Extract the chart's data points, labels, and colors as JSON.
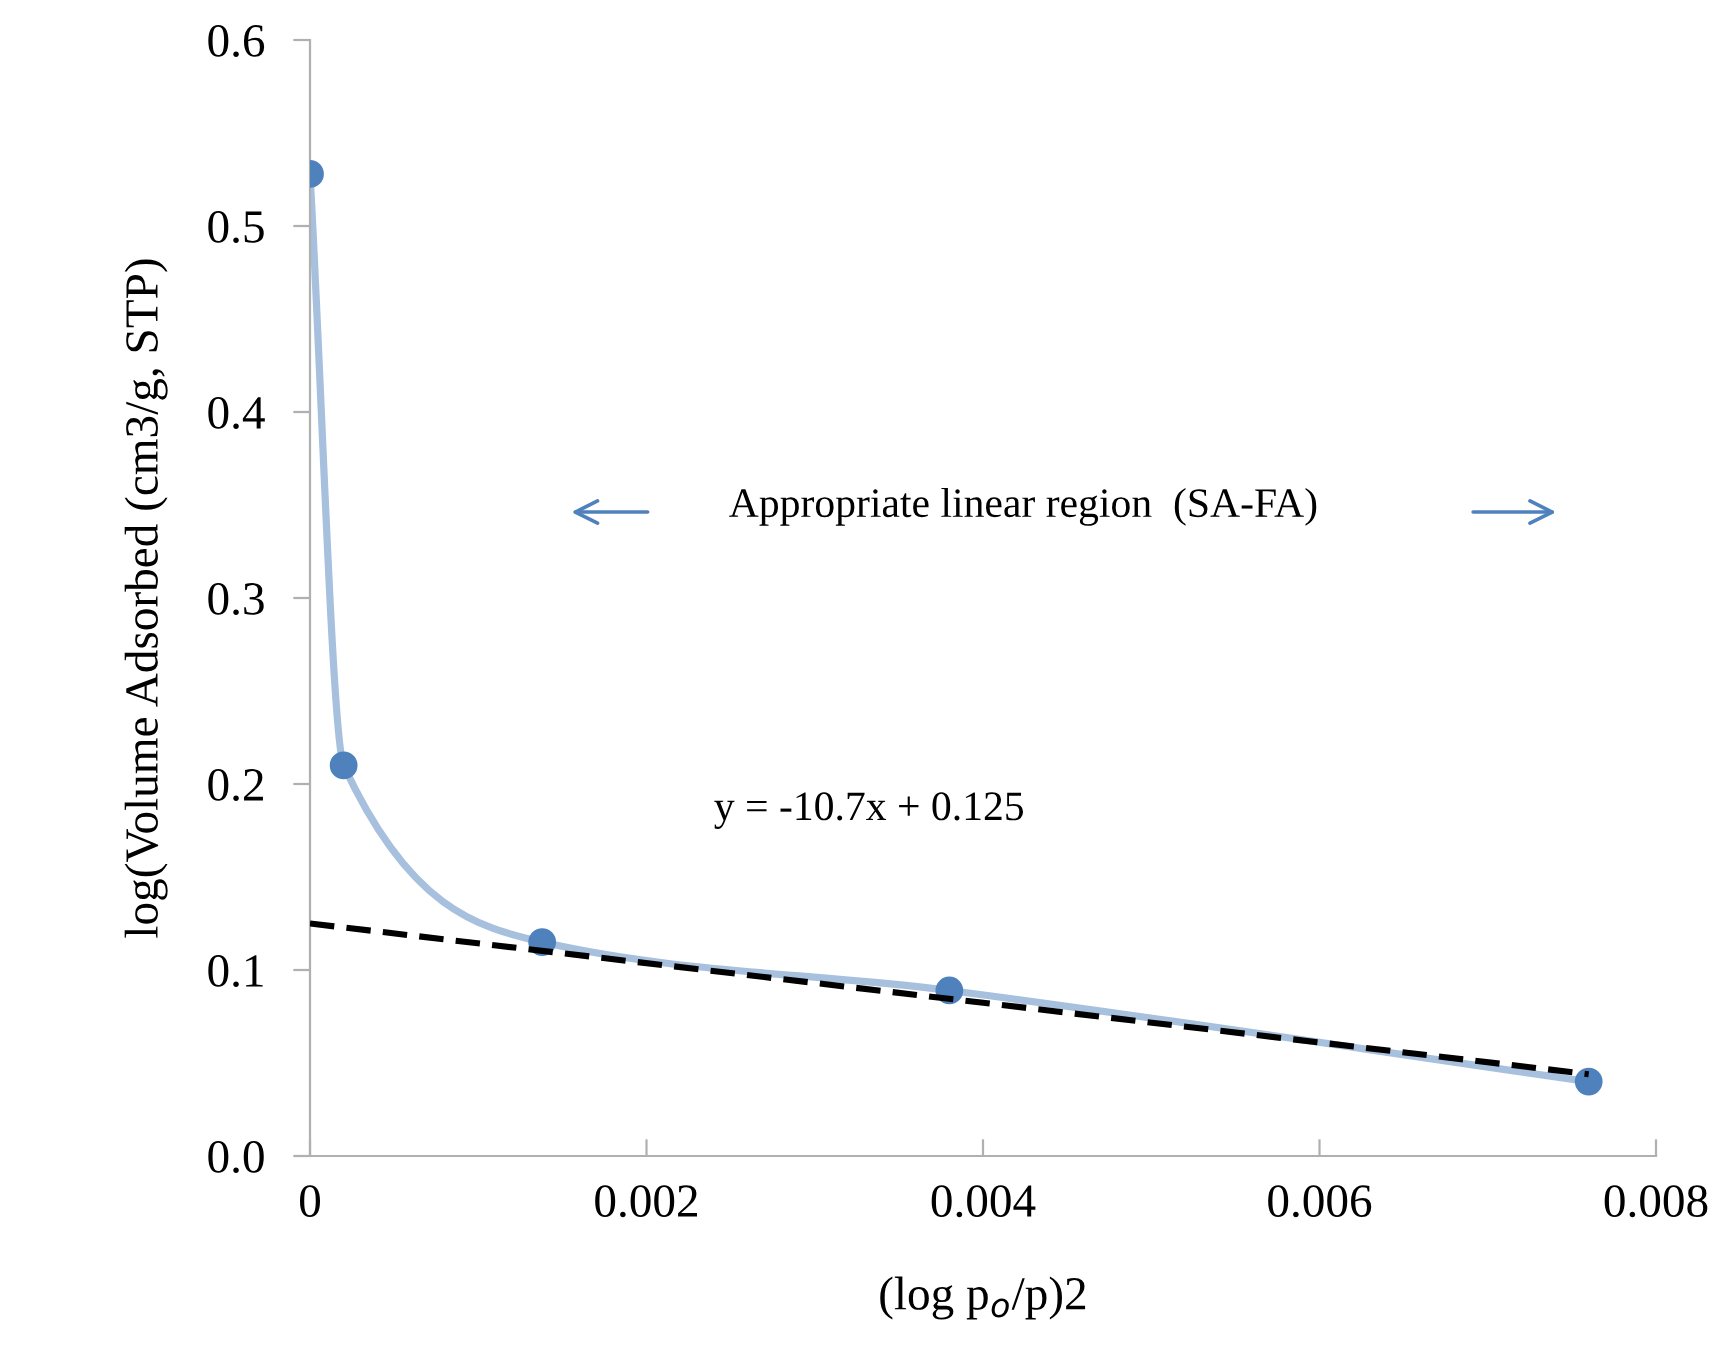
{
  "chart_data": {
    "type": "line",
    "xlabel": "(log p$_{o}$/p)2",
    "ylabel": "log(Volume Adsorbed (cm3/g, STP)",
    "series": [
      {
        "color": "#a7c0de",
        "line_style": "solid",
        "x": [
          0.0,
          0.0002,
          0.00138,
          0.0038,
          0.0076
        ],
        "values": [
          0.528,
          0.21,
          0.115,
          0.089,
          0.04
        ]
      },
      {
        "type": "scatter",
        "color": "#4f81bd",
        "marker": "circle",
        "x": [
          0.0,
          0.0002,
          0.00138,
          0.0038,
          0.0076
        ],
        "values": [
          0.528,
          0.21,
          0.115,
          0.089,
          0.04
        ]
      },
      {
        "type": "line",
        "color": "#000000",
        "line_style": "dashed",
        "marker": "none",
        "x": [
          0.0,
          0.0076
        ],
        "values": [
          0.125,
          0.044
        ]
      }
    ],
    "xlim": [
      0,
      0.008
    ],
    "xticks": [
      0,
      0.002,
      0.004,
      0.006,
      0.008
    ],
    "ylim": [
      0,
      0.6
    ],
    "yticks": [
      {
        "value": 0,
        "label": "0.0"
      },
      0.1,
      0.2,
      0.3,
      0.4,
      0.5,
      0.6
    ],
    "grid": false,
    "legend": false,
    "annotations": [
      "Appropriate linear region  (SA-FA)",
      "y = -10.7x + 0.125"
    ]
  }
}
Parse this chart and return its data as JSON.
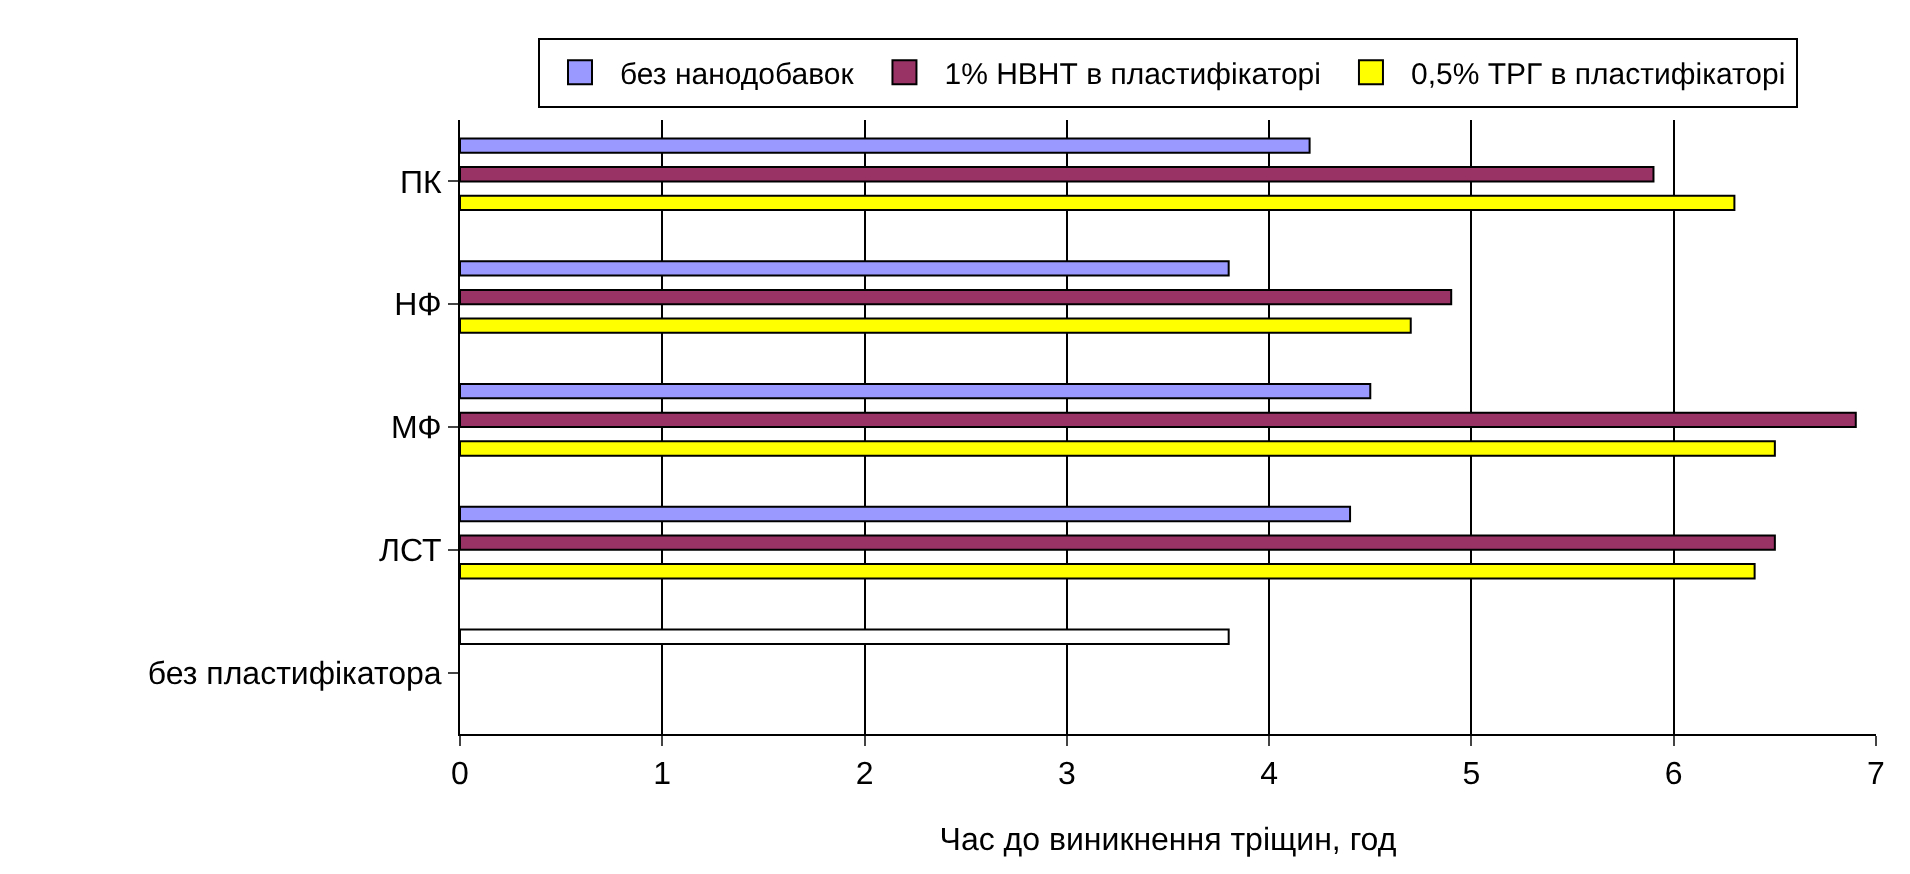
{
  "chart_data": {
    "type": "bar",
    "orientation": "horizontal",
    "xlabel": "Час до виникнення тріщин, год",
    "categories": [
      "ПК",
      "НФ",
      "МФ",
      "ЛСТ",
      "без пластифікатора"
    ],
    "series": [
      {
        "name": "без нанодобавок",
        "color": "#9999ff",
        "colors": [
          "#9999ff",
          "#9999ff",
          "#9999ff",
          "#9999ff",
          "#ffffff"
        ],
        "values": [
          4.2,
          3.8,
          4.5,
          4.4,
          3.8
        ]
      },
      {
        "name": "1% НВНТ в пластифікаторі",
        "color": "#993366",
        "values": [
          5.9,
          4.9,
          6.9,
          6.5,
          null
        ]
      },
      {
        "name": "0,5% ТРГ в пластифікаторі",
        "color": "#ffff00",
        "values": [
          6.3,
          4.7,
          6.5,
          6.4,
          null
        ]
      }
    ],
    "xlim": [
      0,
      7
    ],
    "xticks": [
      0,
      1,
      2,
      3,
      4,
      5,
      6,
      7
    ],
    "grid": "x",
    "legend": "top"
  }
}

- - - - - - -

◆ **YOUR INSTRUCTIONS**: Leave out the pictures and transcribe everything else exactly.

◆ **THE OUTPUT**:
Extract the chart's data points, labels, and colors as JSON.
{
  "chart_data": {
    "type": "line",
    "xlabel": "(log p$_{o}$/p)2",
    "ylabel": "log(Volume Adsorbed (cm3/g, STP)",
    "series": [
      {
        "color": "#a7c0de",
        "line_style": "solid",
        "x": [
          0.0,
          0.0002,
          0.00138,
          0.0038,
          0.0076
        ],
        "values": [
          0.528,
          0.21,
          0.115,
          0.089,
          0.04
        ]
      },
      {
        "type": "scatter",
        "color": "#4f81bd",
        "marker": "circle",
        "x": [
          0.0,
          0.0002,
          0.00138,
          0.0038,
          0.0076
        ],
        "values": [
          0.528,
          0.21,
          0.115,
          0.089,
          0.04
        ]
      },
      {
        "type": "line",
        "color": "#000000",
        "line_style": "dashed",
        "marker": "none",
        "x": [
          0.0,
          0.0076
        ],
        "values": [
          0.125,
          0.044
        ]
      }
    ],
    "xlim": [
      0,
      0.008
    ],
    "xticks": [
      0,
      0.002,
      0.004,
      0.006,
      0.008
    ],
    "ylim": [
      0,
      0.6
    ],
    "yticks": [
      {
        "value": 0,
        "label": "0.0"
      },
      0.1,
      0.2,
      0.3,
      0.4,
      0.5,
      0.6
    ],
    "grid": false,
    "legend": false,
    "annotations": [
      "Appropriate linear region  (SA-FA)",
      "y = -10.7x + 0.125"
    ]
  }
}
Parse this chart and return its data as JSON.
{
  "chart_data": {
    "type": "bar",
    "orientation": "horizontal",
    "xlabel": "Час до виникнення тріщин, год",
    "categories": [
      "ПК",
      "НФ",
      "МФ",
      "ЛСТ",
      "без пластифікатора"
    ],
    "series": [
      {
        "name": "без нанодобавок",
        "color": "#9999ff",
        "colors": [
          "#9999ff",
          "#9999ff",
          "#9999ff",
          "#9999ff",
          "#ffffff"
        ],
        "values": [
          4.2,
          3.8,
          4.5,
          4.4,
          3.8
        ]
      },
      {
        "name": "1% НВНТ в пластифікаторі",
        "color": "#993366",
        "values": [
          5.9,
          4.9,
          6.9,
          6.5,
          null
        ]
      },
      {
        "name": "0,5% ТРГ в пластифікаторі",
        "color": "#ffff00",
        "values": [
          6.3,
          4.7,
          6.5,
          6.4,
          null
        ]
      }
    ],
    "xlim": [
      0,
      7
    ],
    "xticks": [
      0,
      1,
      2,
      3,
      4,
      5,
      6,
      7
    ],
    "grid": "x",
    "legend": "top"
  }
}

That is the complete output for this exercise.